Directions for this task -> In the part of the rows that opens with the line containing "curve-label: natalidade: [183, 97, 239, 111]" and closes with the line containing "age-label: 35 - 39: [203, 496, 224, 503]", switch "x-tick-label" to "x-axis-tick" and write out that part again with everything else left unchanged.

Layout records
-.-.-

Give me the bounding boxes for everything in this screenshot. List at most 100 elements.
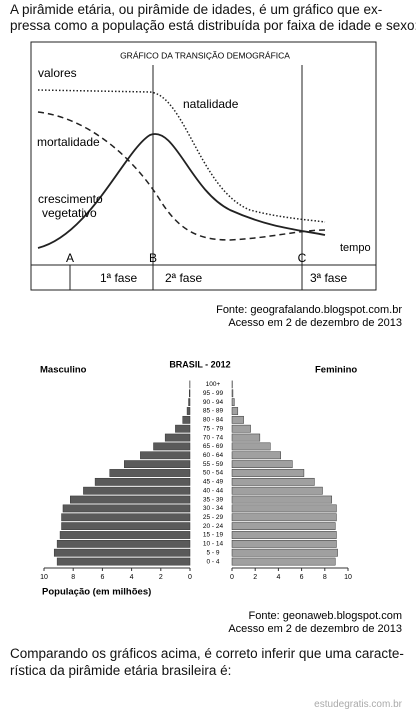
curve-label: natalidade: [183, 97, 239, 111]
x-tick-label: 6: [300, 574, 304, 581]
legend-entry: Masculino: [40, 365, 87, 376]
age-label: 100+: [206, 381, 221, 388]
source-line: Fonte: geonaweb.blogspot.com: [248, 610, 403, 622]
male-bar: [186, 407, 191, 415]
curve-label: valores: [38, 66, 77, 80]
female-bar: [231, 407, 239, 415]
x-tick-label: 10: [40, 574, 48, 581]
age-label: 95 - 99: [203, 390, 224, 397]
point-label: C: [298, 251, 307, 265]
female-bar: [231, 557, 336, 566]
x-tick-label: 8: [323, 574, 327, 581]
male-bar: [124, 460, 191, 469]
age-label: 45 - 49: [203, 479, 224, 486]
age-label: 65 - 69: [203, 443, 224, 450]
female-bar: [231, 548, 338, 557]
male-bar: [164, 433, 191, 442]
age-label: 35 - 39: [203, 496, 224, 503]
question-line: rística da pirâmide etária brasileira é:: [10, 663, 232, 678]
female-bar: [231, 495, 333, 504]
age-label: 60 - 64: [203, 452, 224, 459]
axis-label: tempo: [340, 242, 371, 254]
age-label: 30 - 34: [203, 505, 224, 512]
male-bar: [61, 522, 191, 531]
chart-title: BRASIL - 2012: [169, 359, 230, 369]
x-tick-label: 0: [230, 574, 234, 581]
male-bar: [62, 504, 191, 513]
watermark: estudegratis.com.br: [314, 699, 402, 710]
x-axis-label: População (em milhões): [42, 587, 151, 598]
female-bar: [231, 460, 293, 469]
female-bar: [231, 389, 234, 398]
male-bar: [53, 548, 191, 557]
source-line: Fonte: geografalando.blogspot.com.br: [216, 304, 402, 316]
female-bar: [231, 539, 337, 548]
curve-label: crescimento: [38, 192, 103, 206]
age-label: 10 - 14: [203, 541, 224, 548]
female-bar: [231, 433, 261, 442]
birth-curve: [37, 89, 326, 223]
age-label: 40 - 44: [203, 487, 224, 494]
age-label: 0 - 4: [206, 558, 219, 565]
figure-title: GRÁFICO DA TRANSIÇÃO DEMOGRÁFICA: [120, 50, 290, 60]
male-bar: [175, 424, 191, 433]
source-line: Acesso em 2 de dezembro de 2013: [228, 317, 402, 329]
male-bar: [182, 415, 191, 424]
x-tick-label: 4: [130, 574, 134, 581]
male-bar: [94, 477, 191, 486]
male-bar: [59, 531, 191, 539]
pyramid-chart: BRASIL - 2012 Masculino Feminino Populaç…: [40, 359, 357, 598]
male-bar: [153, 442, 191, 451]
male-bar: [109, 469, 191, 477]
age-label: 85 - 89: [203, 408, 224, 415]
point-label: B: [149, 251, 157, 265]
phase-label: 2ª fase: [165, 271, 202, 285]
age-label: 75 - 79: [203, 425, 224, 432]
female-bar: [231, 415, 244, 424]
transition-figure: GRÁFICO DA TRANSIÇÃO DEMOGRÁFICA valores…: [30, 41, 377, 291]
male-bar: [70, 495, 191, 504]
age-label: 50 - 54: [203, 470, 224, 477]
age-label: 5 - 9: [206, 549, 219, 556]
female-bar: [231, 442, 271, 451]
age-label: 25 - 29: [203, 514, 224, 521]
female-bar: [231, 531, 337, 539]
age-label: 55 - 59: [203, 461, 224, 468]
x-tick-label: 2: [253, 574, 257, 581]
female-bar: [231, 522, 336, 531]
female-bar: [231, 504, 337, 513]
intro-line: pressa como a população está distribuída…: [10, 18, 416, 33]
female-bar: [231, 513, 337, 522]
male-bar: [189, 389, 191, 398]
male-bar: [61, 513, 191, 522]
age-label: 80 - 84: [203, 417, 224, 424]
female-bar: [231, 398, 235, 407]
phase-label: 3ª fase: [310, 271, 347, 285]
legend-entry: Feminino: [315, 365, 357, 376]
point-label: A: [66, 251, 74, 265]
age-label: 20 - 24: [203, 523, 224, 530]
age-label: 15 - 19: [203, 532, 224, 539]
growth-curve: [37, 133, 326, 249]
x-tick-label: 4: [276, 574, 280, 581]
x-tick-label: 2: [159, 574, 163, 581]
female-bar: [231, 424, 251, 433]
male-bar: [56, 557, 191, 566]
question-line: Comparando os gráficos acima, é correto …: [10, 646, 404, 661]
male-bar: [83, 486, 191, 495]
x-tick-label: 0: [188, 574, 192, 581]
source-line: Acesso em 2 de dezembro de 2013: [228, 623, 402, 635]
phase-label: 1ª fase: [100, 271, 137, 285]
x-tick-label: 8: [71, 574, 75, 581]
curve-label: mortalidade: [37, 135, 100, 149]
frame: [30, 41, 377, 291]
female-bar: [231, 486, 323, 495]
x-tick-label: 6: [100, 574, 104, 581]
age-label: 70 - 74: [203, 434, 224, 441]
intro-line: A pirâmide etária, ou pirâmide de idades…: [10, 2, 383, 17]
female-bar: [231, 477, 315, 486]
female-bar: [231, 451, 281, 460]
male-bar: [56, 539, 191, 548]
male-bar: [188, 398, 191, 407]
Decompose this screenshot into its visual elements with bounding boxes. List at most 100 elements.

-.-.-

Written reply ->
curve-label: natalidade: [183, 97, 239, 111]
x-axis-tick: 6: [300, 574, 304, 581]
legend-entry: Masculino: [40, 365, 87, 376]
age-label: 100+: [206, 381, 221, 388]
source-line: Fonte: geonaweb.blogspot.com: [248, 610, 403, 622]
male-bar: [186, 407, 191, 415]
curve-label: valores: [38, 66, 77, 80]
female-bar: [231, 407, 239, 415]
x-axis-tick: 10: [40, 574, 48, 581]
age-label: 95 - 99: [203, 390, 224, 397]
point-label: C: [298, 251, 307, 265]
female-bar: [231, 557, 336, 566]
x-axis-tick: 8: [323, 574, 327, 581]
male-bar: [124, 460, 191, 469]
age-label: 45 - 49: [203, 479, 224, 486]
age-label: 65 - 69: [203, 443, 224, 450]
female-bar: [231, 548, 338, 557]
male-bar: [164, 433, 191, 442]
age-label: 35 - 39: [203, 496, 224, 503]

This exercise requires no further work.